DO THIS: Every line that holds "PURITY" should be shown.

+++++

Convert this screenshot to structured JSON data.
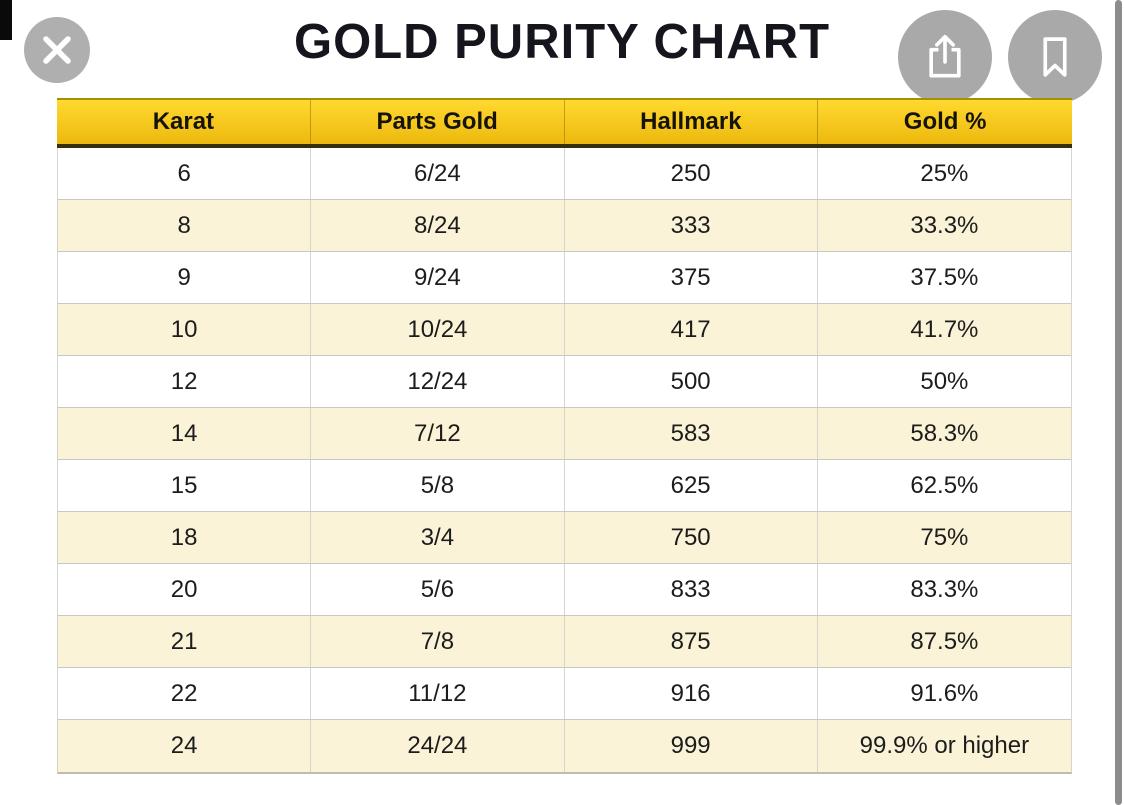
{
  "window": {
    "title": "GOLD PURITY CHART"
  },
  "toolbar": {
    "buttons": [
      {
        "name": "close",
        "icon": "x-icon"
      },
      {
        "name": "share",
        "icon": "share-icon"
      },
      {
        "name": "bookmark",
        "icon": "bookmark-icon"
      }
    ]
  },
  "table": {
    "columns": [
      "Karat",
      "Parts Gold",
      "Hallmark",
      "Gold %"
    ],
    "rows": [
      [
        "6",
        "6/24",
        "250",
        "25%"
      ],
      [
        "8",
        "8/24",
        "333",
        "33.3%"
      ],
      [
        "9",
        "9/24",
        "375",
        "37.5%"
      ],
      [
        "10",
        "10/24",
        "417",
        "41.7%"
      ],
      [
        "12",
        "12/24",
        "500",
        "50%"
      ],
      [
        "14",
        "7/12",
        "583",
        "58.3%"
      ],
      [
        "15",
        "5/8",
        "625",
        "62.5%"
      ],
      [
        "18",
        "3/4",
        "750",
        "75%"
      ],
      [
        "20",
        "5/6",
        "833",
        "83.3%"
      ],
      [
        "21",
        "7/8",
        "875",
        "87.5%"
      ],
      [
        "22",
        "11/12",
        "916",
        "91.6%"
      ],
      [
        "24",
        "24/24",
        "999",
        "99.9% or higher"
      ]
    ]
  },
  "chart_data": {
    "type": "table",
    "title": "GOLD PURITY CHART",
    "columns": [
      "Karat",
      "Parts Gold",
      "Hallmark",
      "Gold %"
    ],
    "rows": [
      [
        "6",
        "6/24",
        "250",
        "25%"
      ],
      [
        "8",
        "8/24",
        "333",
        "33.3%"
      ],
      [
        "9",
        "9/24",
        "375",
        "37.5%"
      ],
      [
        "10",
        "10/24",
        "417",
        "41.7%"
      ],
      [
        "12",
        "12/24",
        "500",
        "50%"
      ],
      [
        "14",
        "7/12",
        "583",
        "58.3%"
      ],
      [
        "15",
        "5/8",
        "625",
        "62.5%"
      ],
      [
        "18",
        "3/4",
        "750",
        "75%"
      ],
      [
        "20",
        "5/6",
        "833",
        "83.3%"
      ],
      [
        "21",
        "7/8",
        "875",
        "87.5%"
      ],
      [
        "22",
        "11/12",
        "916",
        "91.6%"
      ],
      [
        "24",
        "24/24",
        "999",
        "99.9% or higher"
      ]
    ]
  },
  "colors": {
    "header_yellow_top": "#ffd92f",
    "header_yellow_bottom": "#edb90e",
    "header_border_dark": "#353005",
    "row_alt_cream": "#fbf3d7",
    "grid_line": "#c9c9c4",
    "button_gray": "#a9a9a9",
    "scrollbar_gray": "#8c8c8c",
    "title_black": "#15151d"
  }
}
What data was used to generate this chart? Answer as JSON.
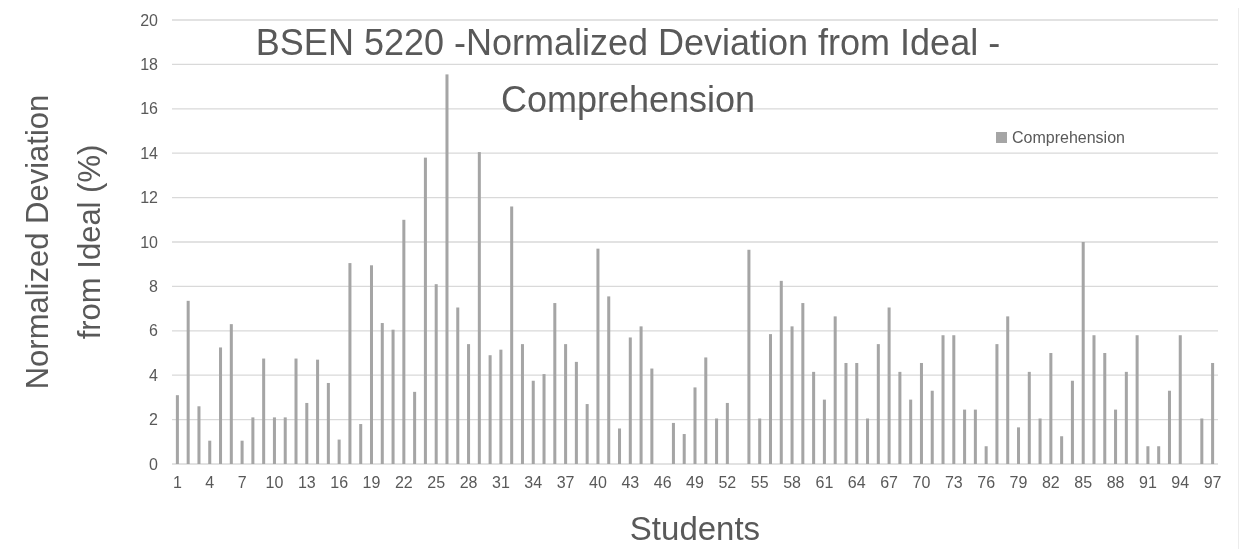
{
  "chart_data": {
    "type": "bar",
    "title": "BSEN 5220 -Normalized Deviation from Ideal - Comprehension",
    "xlabel": "Students",
    "ylabel": "Normalized Deviation from Ideal (%)",
    "categories": [
      "1",
      null,
      null,
      "4",
      null,
      null,
      "7",
      null,
      null,
      "10",
      null,
      null,
      "13",
      null,
      null,
      "16",
      null,
      null,
      "19",
      null,
      null,
      "22",
      null,
      null,
      "25",
      null,
      null,
      "28",
      null,
      null,
      "31",
      null,
      null,
      "34",
      null,
      null,
      "37",
      null,
      null,
      "40",
      null,
      null,
      "43",
      null,
      null,
      "46",
      null,
      null,
      "49",
      null,
      null,
      "52",
      null,
      null,
      "55",
      null,
      null,
      "58",
      null,
      null,
      "61",
      null,
      null,
      "64",
      null,
      null,
      "67",
      null,
      null,
      "70",
      null,
      null,
      "73",
      null,
      null,
      "76",
      null,
      null,
      "79",
      null,
      null,
      "82",
      null,
      null,
      "85",
      null,
      null,
      "88",
      null,
      null,
      "91",
      null,
      null,
      "94",
      null,
      null,
      "97"
    ],
    "series": [
      {
        "name": "Comprehension",
        "color": "#a5a5a5",
        "values": [
          3.1,
          7.35,
          2.6,
          1.05,
          5.25,
          6.3,
          1.05,
          2.1,
          4.75,
          2.1,
          2.1,
          4.75,
          2.75,
          4.7,
          3.65,
          1.1,
          9.05,
          1.8,
          8.95,
          6.35,
          6.05,
          11,
          3.25,
          13.8,
          8.1,
          17.55,
          7.05,
          5.4,
          14.05,
          4.9,
          5.15,
          11.6,
          5.4,
          3.75,
          4.05,
          7.25,
          5.4,
          4.6,
          2.7,
          9.7,
          7.55,
          1.6,
          5.7,
          6.2,
          4.3,
          null,
          1.85,
          1.35,
          3.45,
          4.8,
          2.05,
          2.75,
          null,
          9.65,
          2.05,
          5.85,
          8.25,
          6.2,
          7.25,
          4.15,
          2.9,
          6.65,
          4.55,
          4.55,
          2.05,
          5.4,
          7.05,
          4.15,
          2.9,
          4.55,
          3.3,
          5.8,
          5.8,
          2.45,
          2.45,
          0.8,
          5.4,
          6.65,
          1.65,
          4.15,
          2.05,
          5.0,
          1.25,
          3.75,
          10,
          5.8,
          5.0,
          2.45,
          4.15,
          5.8,
          0.8,
          0.8,
          3.3,
          5.8,
          null,
          2.05,
          4.55
        ]
      }
    ],
    "ylim": [
      0,
      20
    ],
    "yticks": [
      0,
      2,
      4,
      6,
      8,
      10,
      12,
      14,
      16,
      18,
      20
    ],
    "grid": "y",
    "legend": "top right"
  }
}
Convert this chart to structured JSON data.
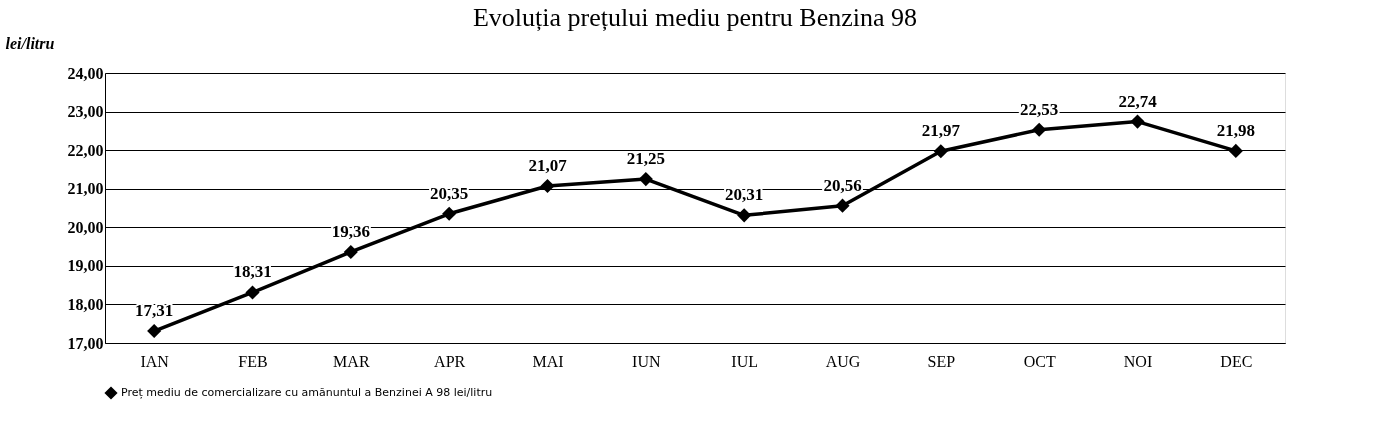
{
  "chart_data": {
    "type": "line",
    "title": "Evoluția prețului mediu pentru Benzina 98",
    "ylabel": "lei/litru",
    "categories": [
      "IAN",
      "FEB",
      "MAR",
      "APR",
      "MAI",
      "IUN",
      "IUL",
      "AUG",
      "SEP",
      "OCT",
      "NOI",
      "DEC"
    ],
    "series": [
      {
        "name": "Preț mediu de comercializare cu amănuntul a Benzinei A 98 lei/litru",
        "color": "#000000",
        "values": [
          17.31,
          18.31,
          19.36,
          20.35,
          21.07,
          21.25,
          20.31,
          20.56,
          21.97,
          22.53,
          22.74,
          21.98
        ],
        "value_labels": [
          "17,31",
          "18,31",
          "19,36",
          "20,35",
          "21,07",
          "21,25",
          "20,31",
          "20,56",
          "21,97",
          "22,53",
          "22,74",
          "21,98"
        ]
      }
    ],
    "ylim": [
      17,
      24
    ],
    "yticks": [
      {
        "value": 17,
        "label": "17,00"
      },
      {
        "value": 18,
        "label": "18,00"
      },
      {
        "value": 19,
        "label": "19,00"
      },
      {
        "value": 20,
        "label": "20,00"
      },
      {
        "value": 21,
        "label": "21,00"
      },
      {
        "value": 22,
        "label": "22,00"
      },
      {
        "value": 23,
        "label": "23,00"
      },
      {
        "value": 24,
        "label": "24,00"
      }
    ],
    "grid": "y",
    "legend": "bottom",
    "marker": "diamond",
    "line_style": "solid"
  }
}
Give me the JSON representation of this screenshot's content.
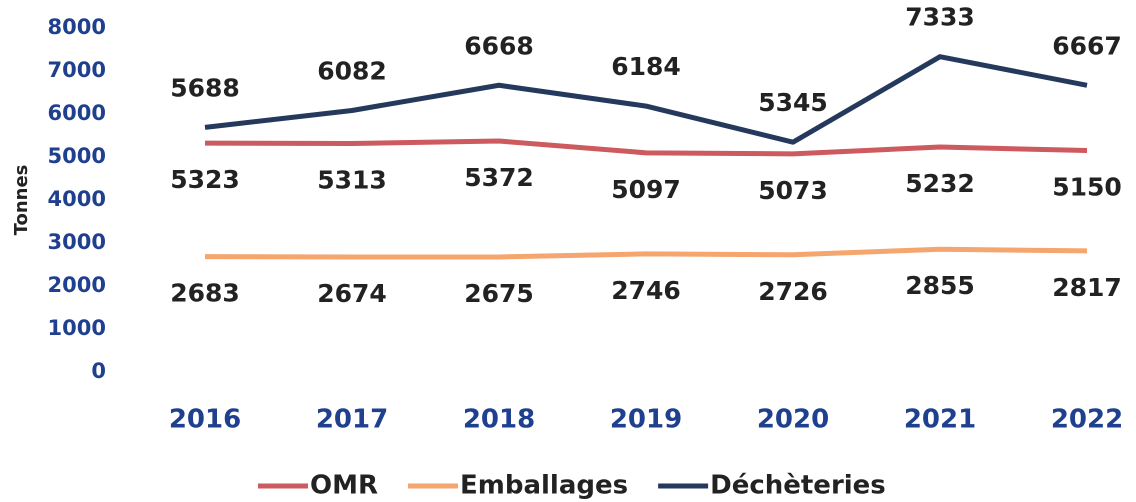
{
  "chart_data": {
    "type": "line",
    "y_axis_label": "Tonnes",
    "categories": [
      "2016",
      "2017",
      "2018",
      "2019",
      "2020",
      "2021",
      "2022"
    ],
    "series": [
      {
        "name": "OMR",
        "color": "#cc5a5e",
        "values": [
          5323,
          5313,
          5372,
          5097,
          5073,
          5232,
          5150
        ]
      },
      {
        "name": "Emballages",
        "color": "#f5a56e",
        "values": [
          2683,
          2674,
          2675,
          2746,
          2726,
          2855,
          2817
        ]
      },
      {
        "name": "Déchèteries",
        "color": "#24395c",
        "values": [
          5688,
          6082,
          6668,
          6184,
          5345,
          7333,
          6667
        ]
      }
    ],
    "ylim": [
      0,
      8000
    ],
    "yticks": [
      0,
      1000,
      2000,
      3000,
      4000,
      5000,
      6000,
      7000,
      8000
    ],
    "grid": false,
    "legend": "bottom"
  }
}
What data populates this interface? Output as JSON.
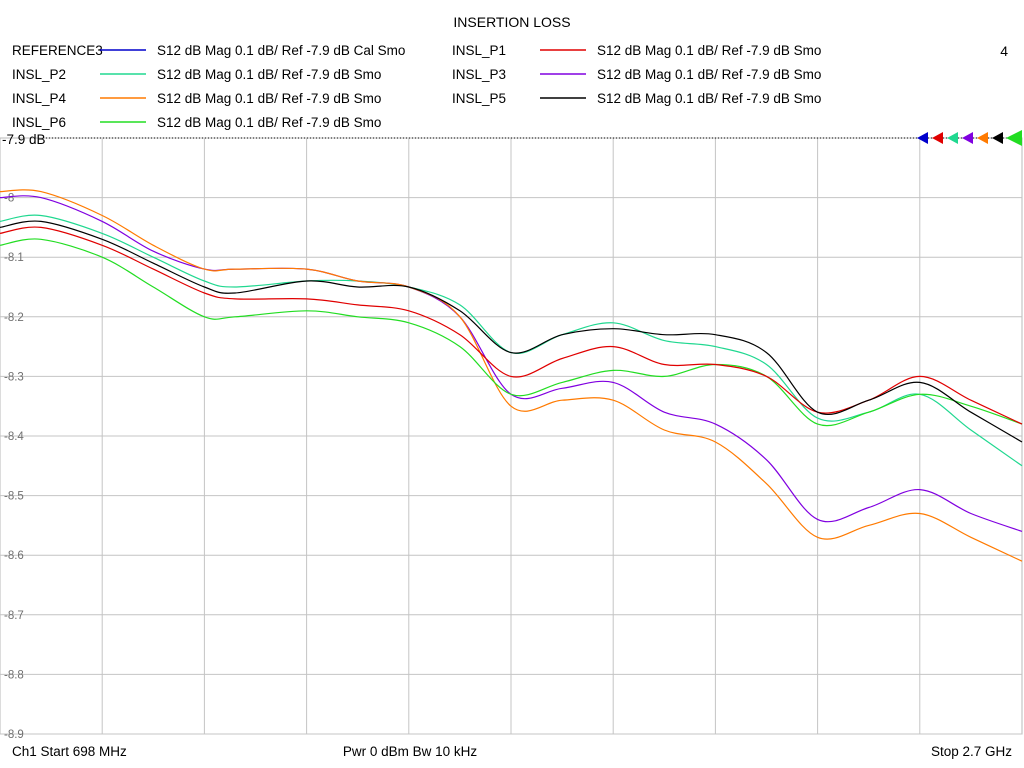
{
  "chart_data": {
    "type": "line",
    "title": "INSERTION LOSS",
    "channel_number": "4",
    "reference_label": "-7.9 dB",
    "footer": {
      "start": "Ch1  Start  698 MHz",
      "center": "Pwr  0 dBm  Bw  10 kHz",
      "stop": "Stop  2.7 GHz"
    },
    "x_range_mhz": [
      698,
      2700
    ],
    "ylim": [
      -8.9,
      -7.9
    ],
    "y_ticks": [
      {
        "value": -8.0,
        "label": "-8"
      },
      {
        "value": -8.1,
        "label": "-8.1"
      },
      {
        "value": -8.2,
        "label": "-8.2"
      },
      {
        "value": -8.3,
        "label": "-8.3"
      },
      {
        "value": -8.4,
        "label": "-8.4"
      },
      {
        "value": -8.5,
        "label": "-8.5"
      },
      {
        "value": -8.6,
        "label": "-8.6"
      },
      {
        "value": -8.7,
        "label": "-8.7"
      },
      {
        "value": -8.8,
        "label": "-8.8"
      },
      {
        "value": -8.9,
        "label": "-8.9"
      }
    ],
    "x_divisions": 10,
    "grid": true,
    "x_fraction": [
      0,
      0.04,
      0.1,
      0.15,
      0.2,
      0.23,
      0.3,
      0.35,
      0.4,
      0.45,
      0.5,
      0.55,
      0.6,
      0.65,
      0.7,
      0.75,
      0.8,
      0.85,
      0.9,
      0.95,
      1.0
    ],
    "series": [
      {
        "name": "REFERENCE3",
        "desc": "S12  dB Mag  0.1 dB/ Ref -7.9 dB  Cal Smo",
        "color": "#0000cc",
        "values": null
      },
      {
        "name": "INSL_P1",
        "desc": "S12  dB Mag  0.1 dB/ Ref -7.9 dB  Smo",
        "color": "#e00000",
        "values": [
          -8.06,
          -8.05,
          -8.08,
          -8.12,
          -8.16,
          -8.17,
          -8.17,
          -8.18,
          -8.19,
          -8.23,
          -8.3,
          -8.27,
          -8.25,
          -8.28,
          -8.28,
          -8.3,
          -8.36,
          -8.34,
          -8.3,
          -8.34,
          -8.38
        ]
      },
      {
        "name": "INSL_P2",
        "desc": "S12  dB Mag  0.1 dB/ Ref -7.9 dB  Smo",
        "color": "#20d890",
        "values": [
          -8.04,
          -8.03,
          -8.06,
          -8.1,
          -8.14,
          -8.15,
          -8.14,
          -8.14,
          -8.15,
          -8.18,
          -8.26,
          -8.23,
          -8.21,
          -8.24,
          -8.25,
          -8.28,
          -8.37,
          -8.36,
          -8.33,
          -8.39,
          -8.45
        ]
      },
      {
        "name": "INSL_P3",
        "desc": "S12  dB Mag  0.1 dB/ Ref -7.9 dB  Smo",
        "color": "#8000e0",
        "values": [
          -8.0,
          -8.0,
          -8.04,
          -8.09,
          -8.12,
          -8.12,
          -8.12,
          -8.14,
          -8.15,
          -8.2,
          -8.33,
          -8.32,
          -8.31,
          -8.36,
          -8.38,
          -8.44,
          -8.54,
          -8.52,
          -8.49,
          -8.53,
          -8.56
        ]
      },
      {
        "name": "INSL_P4",
        "desc": "S12  dB Mag  0.1 dB/ Ref -7.9 dB  Smo",
        "color": "#ff7a00",
        "values": [
          -7.99,
          -7.99,
          -8.03,
          -8.08,
          -8.12,
          -8.12,
          -8.12,
          -8.14,
          -8.15,
          -8.2,
          -8.35,
          -8.34,
          -8.34,
          -8.39,
          -8.41,
          -8.48,
          -8.57,
          -8.55,
          -8.53,
          -8.57,
          -8.61
        ]
      },
      {
        "name": "INSL_P5",
        "desc": "S12  dB Mag  0.1 dB/ Ref -7.9 dB  Smo",
        "color": "#000000",
        "values": [
          -8.05,
          -8.04,
          -8.07,
          -8.11,
          -8.15,
          -8.16,
          -8.14,
          -8.15,
          -8.15,
          -8.19,
          -8.26,
          -8.23,
          -8.22,
          -8.23,
          -8.23,
          -8.26,
          -8.36,
          -8.34,
          -8.31,
          -8.36,
          -8.41
        ]
      },
      {
        "name": "INSL_P6",
        "desc": "S12  dB Mag  0.1 dB/ Ref -7.9 dB  Smo",
        "color": "#22dd22",
        "values": [
          -8.08,
          -8.07,
          -8.1,
          -8.15,
          -8.2,
          -8.2,
          -8.19,
          -8.2,
          -8.21,
          -8.25,
          -8.33,
          -8.31,
          -8.29,
          -8.3,
          -8.28,
          -8.3,
          -8.38,
          -8.36,
          -8.33,
          -8.35,
          -8.38
        ]
      }
    ]
  }
}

+++++

RESULT:
    "title": "GOLD PURITY CHART"
    "title": "GOLD PURITY CHART",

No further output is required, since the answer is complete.